_EXERCISE GOAL_: Identify the lines bearing the string "Frequency" and gather them.

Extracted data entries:
*-*-*

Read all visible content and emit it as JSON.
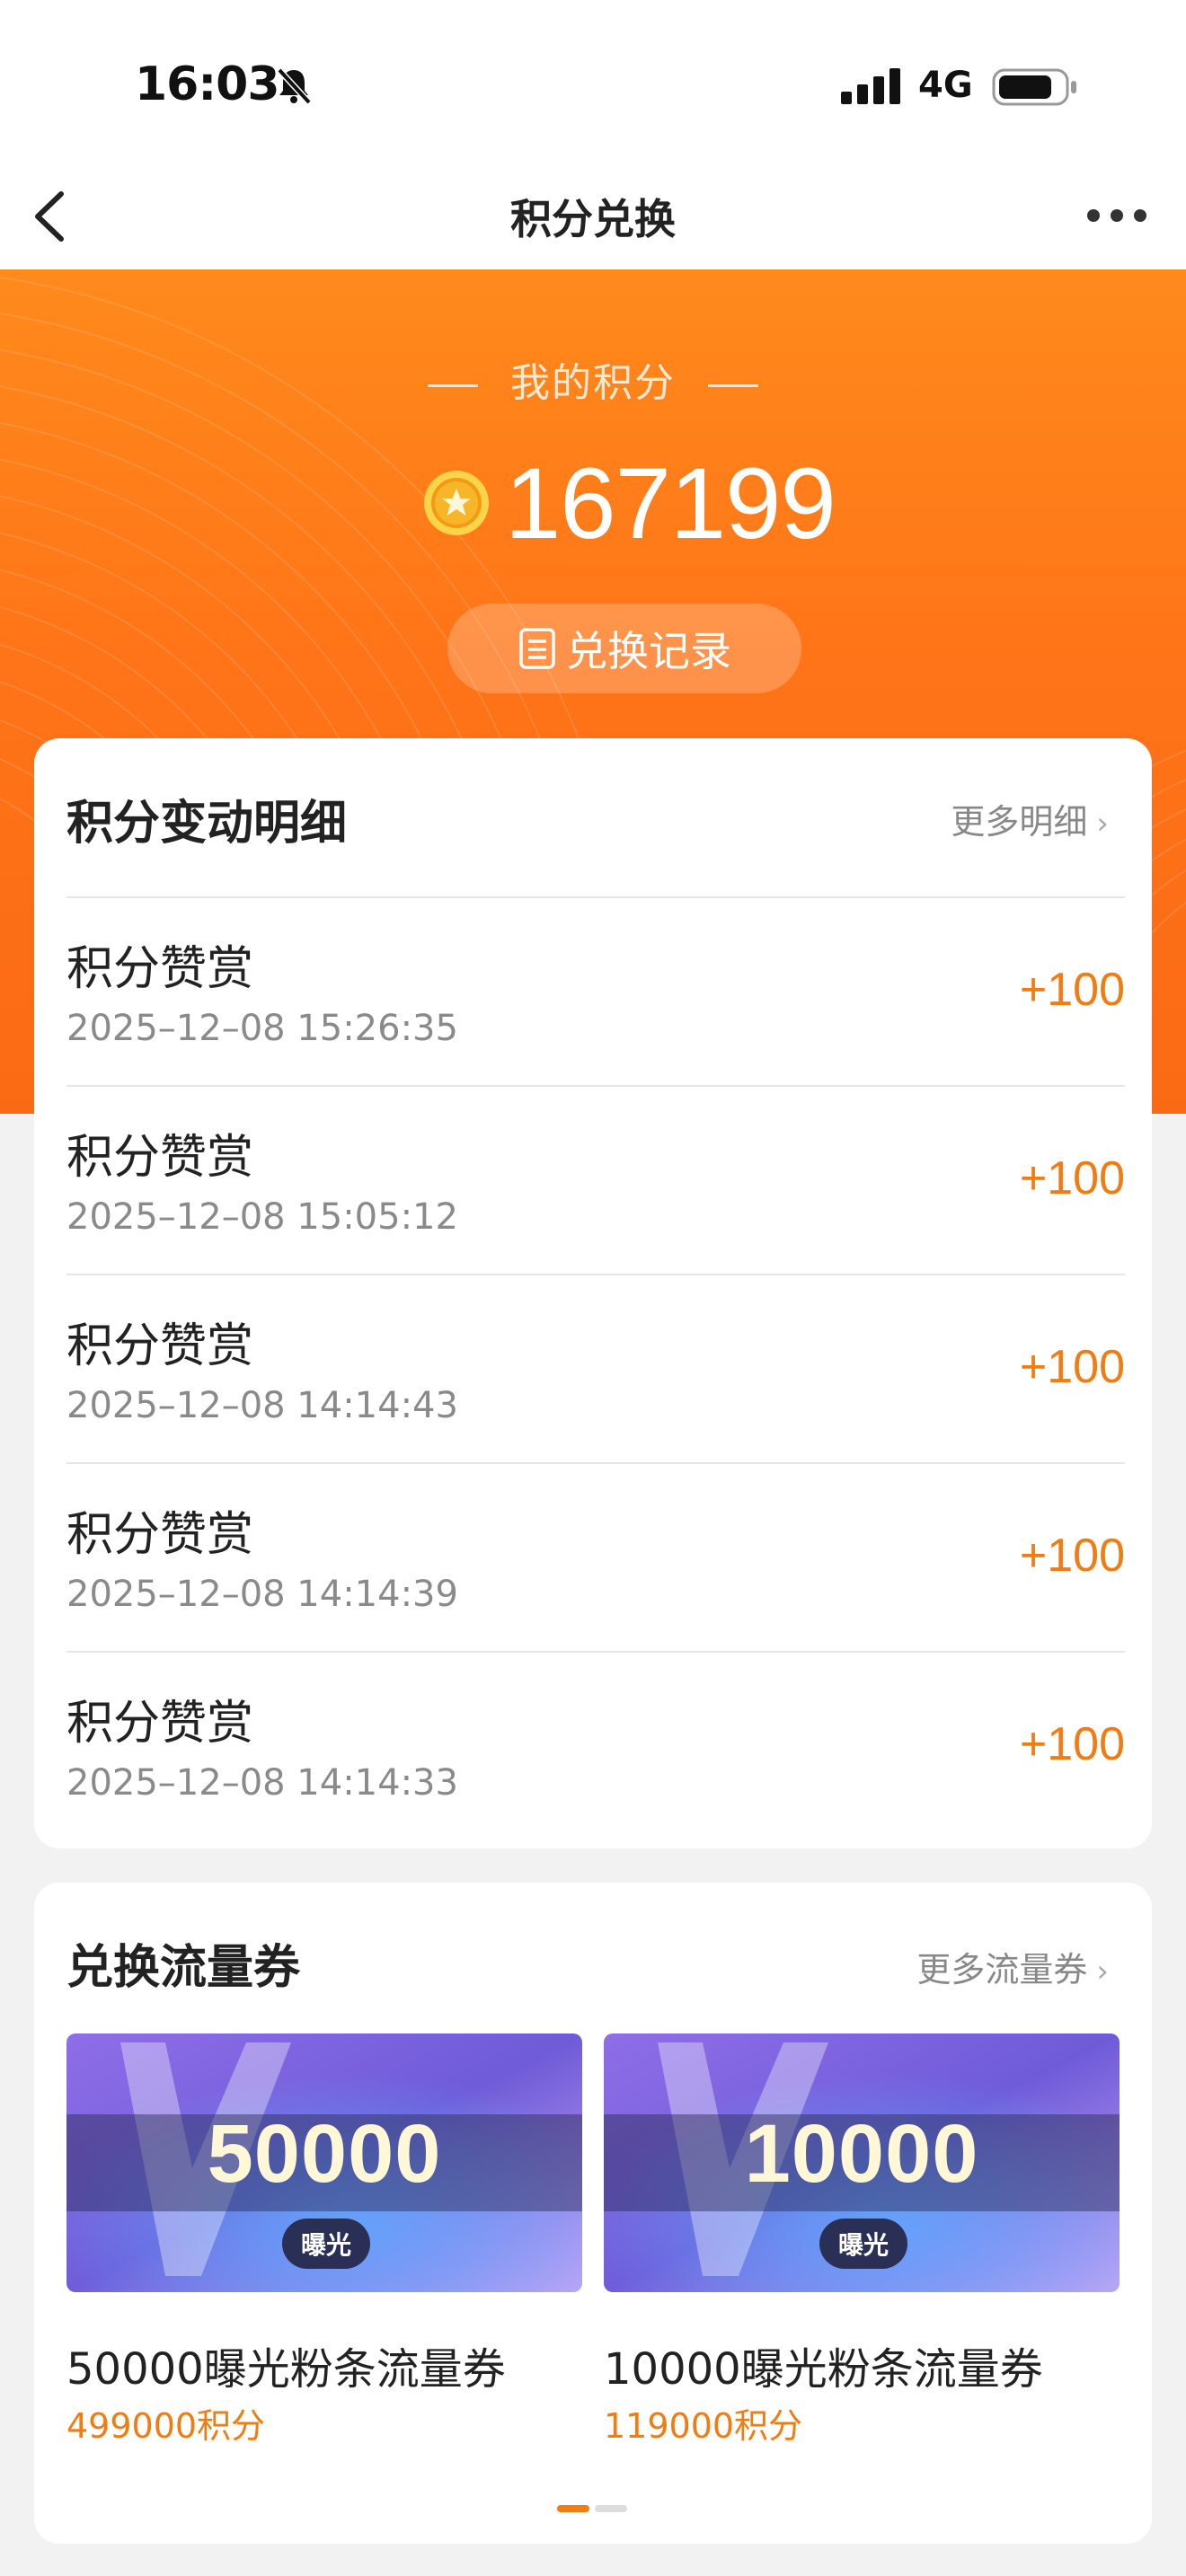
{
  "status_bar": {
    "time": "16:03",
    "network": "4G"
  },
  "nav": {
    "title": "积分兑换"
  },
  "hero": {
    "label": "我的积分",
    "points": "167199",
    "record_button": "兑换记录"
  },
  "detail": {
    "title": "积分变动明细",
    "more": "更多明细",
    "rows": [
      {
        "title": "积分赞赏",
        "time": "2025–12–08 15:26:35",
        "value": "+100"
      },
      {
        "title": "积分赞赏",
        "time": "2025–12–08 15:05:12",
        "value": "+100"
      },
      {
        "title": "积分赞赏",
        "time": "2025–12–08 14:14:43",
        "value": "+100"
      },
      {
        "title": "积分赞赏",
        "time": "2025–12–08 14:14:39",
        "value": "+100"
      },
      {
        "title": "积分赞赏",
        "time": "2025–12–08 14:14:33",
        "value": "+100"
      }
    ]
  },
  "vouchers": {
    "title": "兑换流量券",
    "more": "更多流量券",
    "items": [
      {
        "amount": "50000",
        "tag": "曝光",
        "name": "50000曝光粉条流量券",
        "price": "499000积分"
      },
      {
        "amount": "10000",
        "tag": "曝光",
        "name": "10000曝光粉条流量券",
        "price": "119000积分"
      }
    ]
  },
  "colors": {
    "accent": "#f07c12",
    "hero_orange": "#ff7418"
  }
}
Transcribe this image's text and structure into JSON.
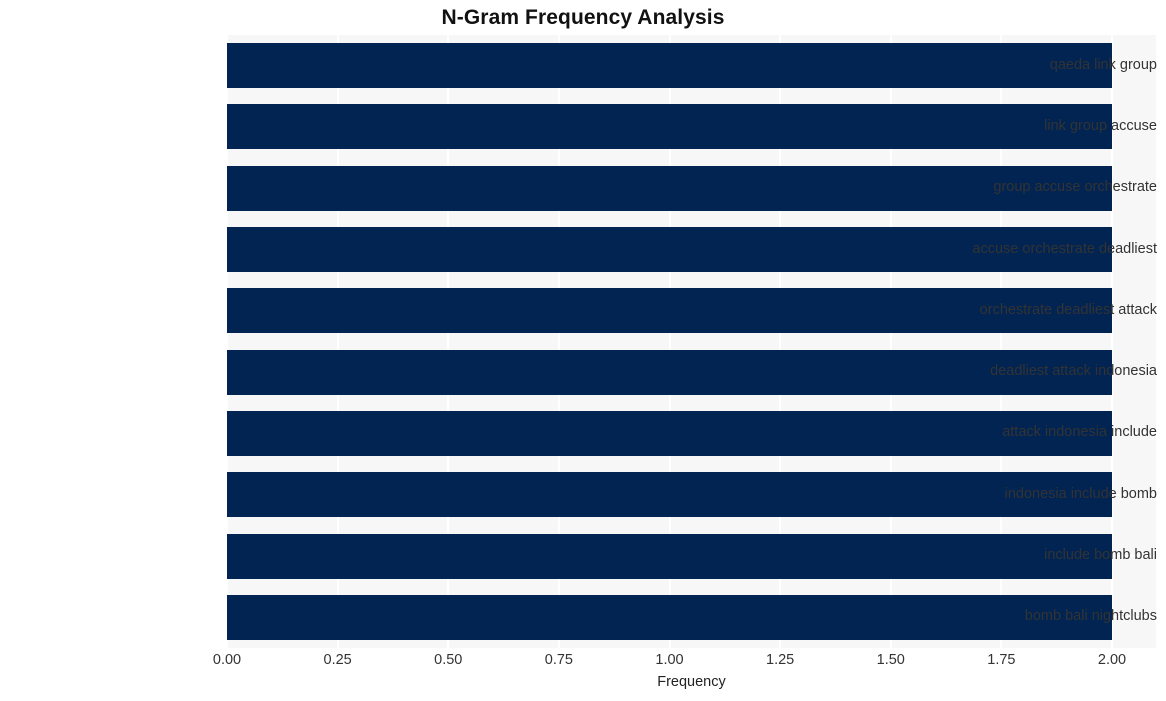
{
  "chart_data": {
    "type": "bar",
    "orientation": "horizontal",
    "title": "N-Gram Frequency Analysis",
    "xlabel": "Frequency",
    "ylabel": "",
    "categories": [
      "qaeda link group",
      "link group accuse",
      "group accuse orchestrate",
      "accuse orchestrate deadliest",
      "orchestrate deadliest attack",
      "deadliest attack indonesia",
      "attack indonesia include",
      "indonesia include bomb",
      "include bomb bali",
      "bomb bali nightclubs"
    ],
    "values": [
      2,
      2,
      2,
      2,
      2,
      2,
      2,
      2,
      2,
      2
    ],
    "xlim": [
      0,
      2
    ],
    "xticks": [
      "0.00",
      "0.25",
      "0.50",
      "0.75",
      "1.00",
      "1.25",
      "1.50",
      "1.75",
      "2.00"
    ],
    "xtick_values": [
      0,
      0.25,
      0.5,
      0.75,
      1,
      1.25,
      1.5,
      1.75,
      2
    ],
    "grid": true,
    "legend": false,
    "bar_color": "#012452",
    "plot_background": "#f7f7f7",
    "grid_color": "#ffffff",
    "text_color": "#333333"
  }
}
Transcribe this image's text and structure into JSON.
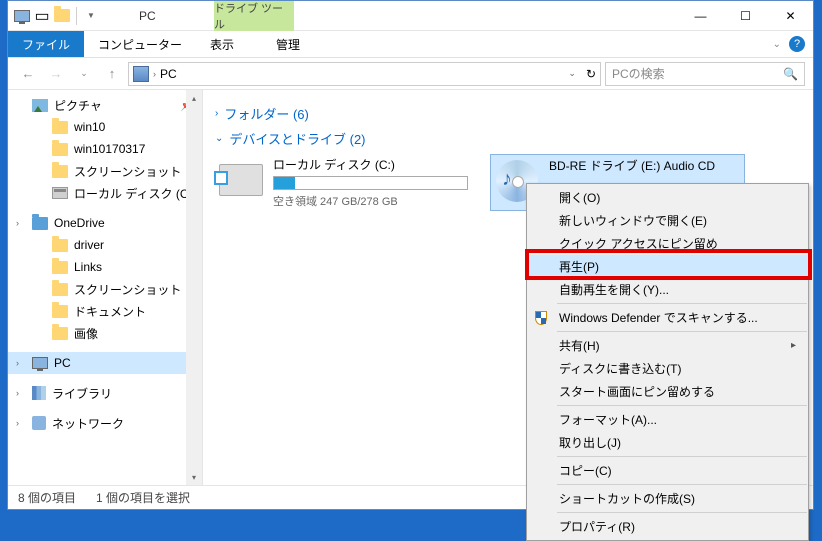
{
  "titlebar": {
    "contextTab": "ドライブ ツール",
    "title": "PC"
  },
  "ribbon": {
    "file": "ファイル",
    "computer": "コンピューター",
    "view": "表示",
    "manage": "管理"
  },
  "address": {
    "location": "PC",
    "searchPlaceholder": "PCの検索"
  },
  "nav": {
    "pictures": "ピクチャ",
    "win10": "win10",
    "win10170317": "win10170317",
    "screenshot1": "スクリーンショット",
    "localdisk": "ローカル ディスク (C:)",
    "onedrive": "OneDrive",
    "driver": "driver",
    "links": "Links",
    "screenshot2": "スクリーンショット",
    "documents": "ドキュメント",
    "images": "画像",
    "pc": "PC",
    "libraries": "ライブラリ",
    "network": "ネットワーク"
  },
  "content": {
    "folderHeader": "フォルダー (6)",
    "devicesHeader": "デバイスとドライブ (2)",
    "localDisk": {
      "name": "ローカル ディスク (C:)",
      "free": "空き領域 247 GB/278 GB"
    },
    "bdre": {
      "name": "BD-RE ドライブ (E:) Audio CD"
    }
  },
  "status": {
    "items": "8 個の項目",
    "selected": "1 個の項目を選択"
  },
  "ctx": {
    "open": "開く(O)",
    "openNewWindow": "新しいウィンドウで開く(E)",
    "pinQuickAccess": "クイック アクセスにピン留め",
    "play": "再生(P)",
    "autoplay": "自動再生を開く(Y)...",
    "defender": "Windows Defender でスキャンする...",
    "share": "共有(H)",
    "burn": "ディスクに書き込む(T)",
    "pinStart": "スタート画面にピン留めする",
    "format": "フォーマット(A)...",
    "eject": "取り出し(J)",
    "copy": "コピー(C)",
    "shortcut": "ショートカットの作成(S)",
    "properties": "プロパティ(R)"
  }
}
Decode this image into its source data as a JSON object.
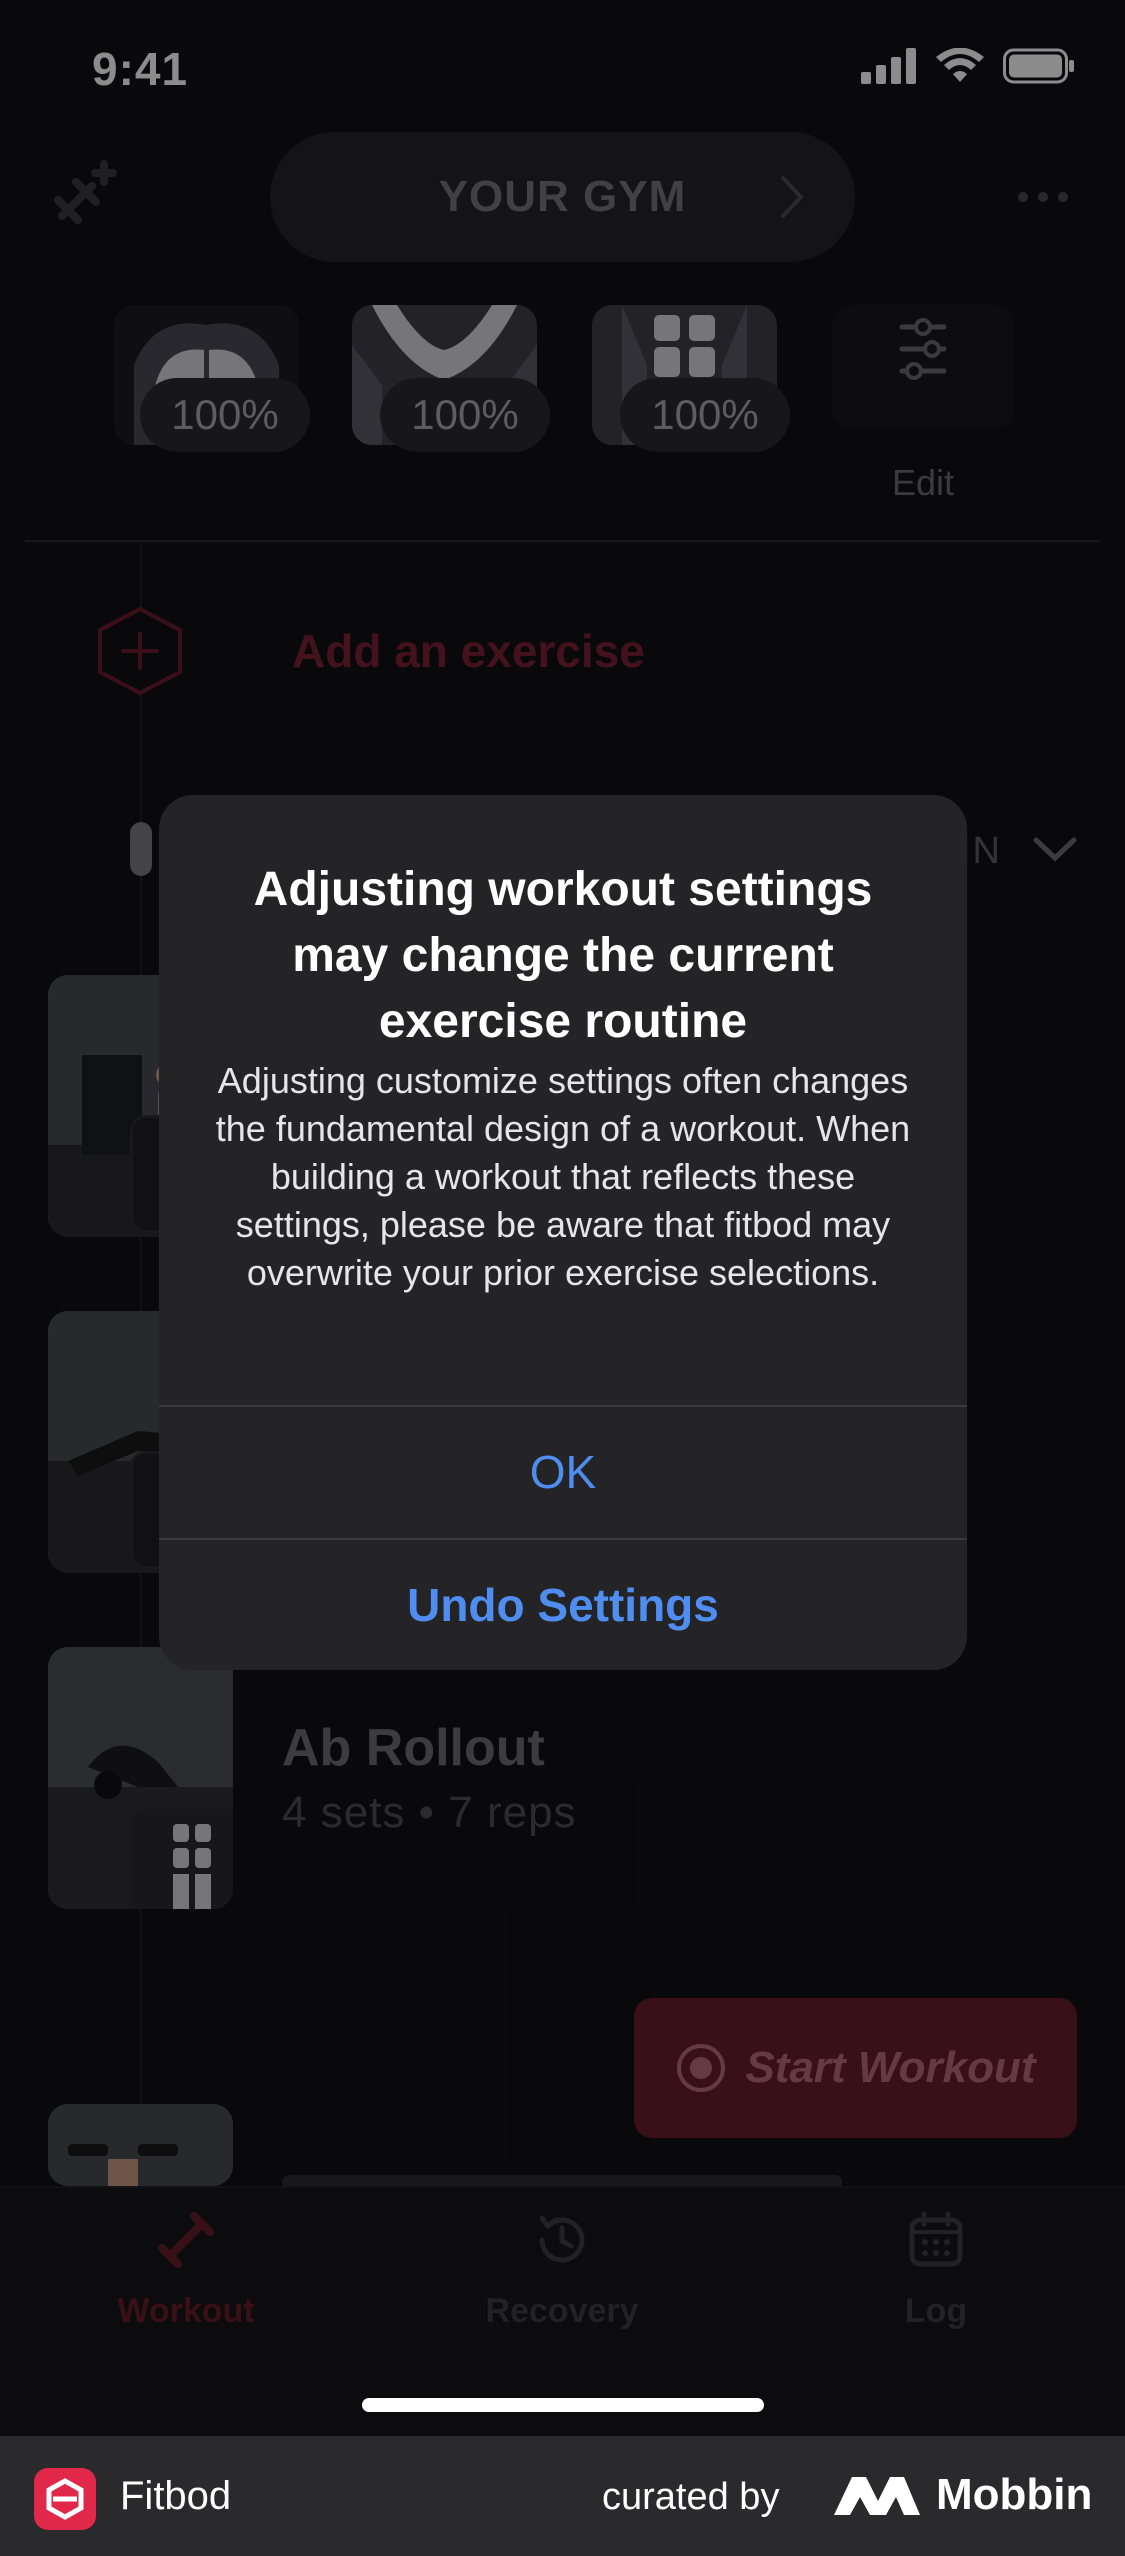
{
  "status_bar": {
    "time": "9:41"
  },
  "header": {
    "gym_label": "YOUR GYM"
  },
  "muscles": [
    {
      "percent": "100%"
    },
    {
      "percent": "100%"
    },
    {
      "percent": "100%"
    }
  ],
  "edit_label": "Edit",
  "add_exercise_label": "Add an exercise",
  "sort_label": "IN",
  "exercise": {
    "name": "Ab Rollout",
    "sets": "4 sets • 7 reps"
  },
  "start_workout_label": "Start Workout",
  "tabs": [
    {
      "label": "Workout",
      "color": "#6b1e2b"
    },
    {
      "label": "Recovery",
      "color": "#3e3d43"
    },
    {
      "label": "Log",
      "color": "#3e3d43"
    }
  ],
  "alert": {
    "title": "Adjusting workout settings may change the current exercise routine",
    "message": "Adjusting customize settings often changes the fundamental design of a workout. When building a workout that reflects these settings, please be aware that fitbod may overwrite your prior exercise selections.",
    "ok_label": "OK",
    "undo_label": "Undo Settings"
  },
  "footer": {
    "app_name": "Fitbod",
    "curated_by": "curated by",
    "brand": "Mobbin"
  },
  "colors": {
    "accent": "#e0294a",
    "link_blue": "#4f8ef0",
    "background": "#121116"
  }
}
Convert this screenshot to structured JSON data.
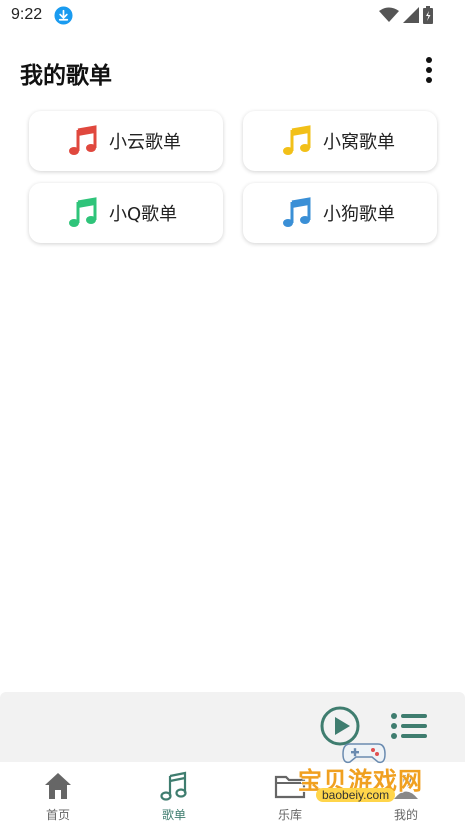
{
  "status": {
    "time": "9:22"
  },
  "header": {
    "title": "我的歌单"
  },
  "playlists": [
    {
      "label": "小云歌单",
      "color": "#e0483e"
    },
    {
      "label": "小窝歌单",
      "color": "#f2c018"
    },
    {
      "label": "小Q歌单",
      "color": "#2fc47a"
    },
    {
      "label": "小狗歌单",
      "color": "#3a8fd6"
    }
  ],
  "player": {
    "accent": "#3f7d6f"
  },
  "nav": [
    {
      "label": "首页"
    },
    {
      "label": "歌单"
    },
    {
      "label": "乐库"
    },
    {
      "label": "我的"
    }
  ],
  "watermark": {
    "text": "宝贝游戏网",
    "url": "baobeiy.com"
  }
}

*-*-*

_SOLUTION TO THIS EXERCISE_:
    "title": "N-Gram Frequency Analysis",
    "xlabel": "Frequency",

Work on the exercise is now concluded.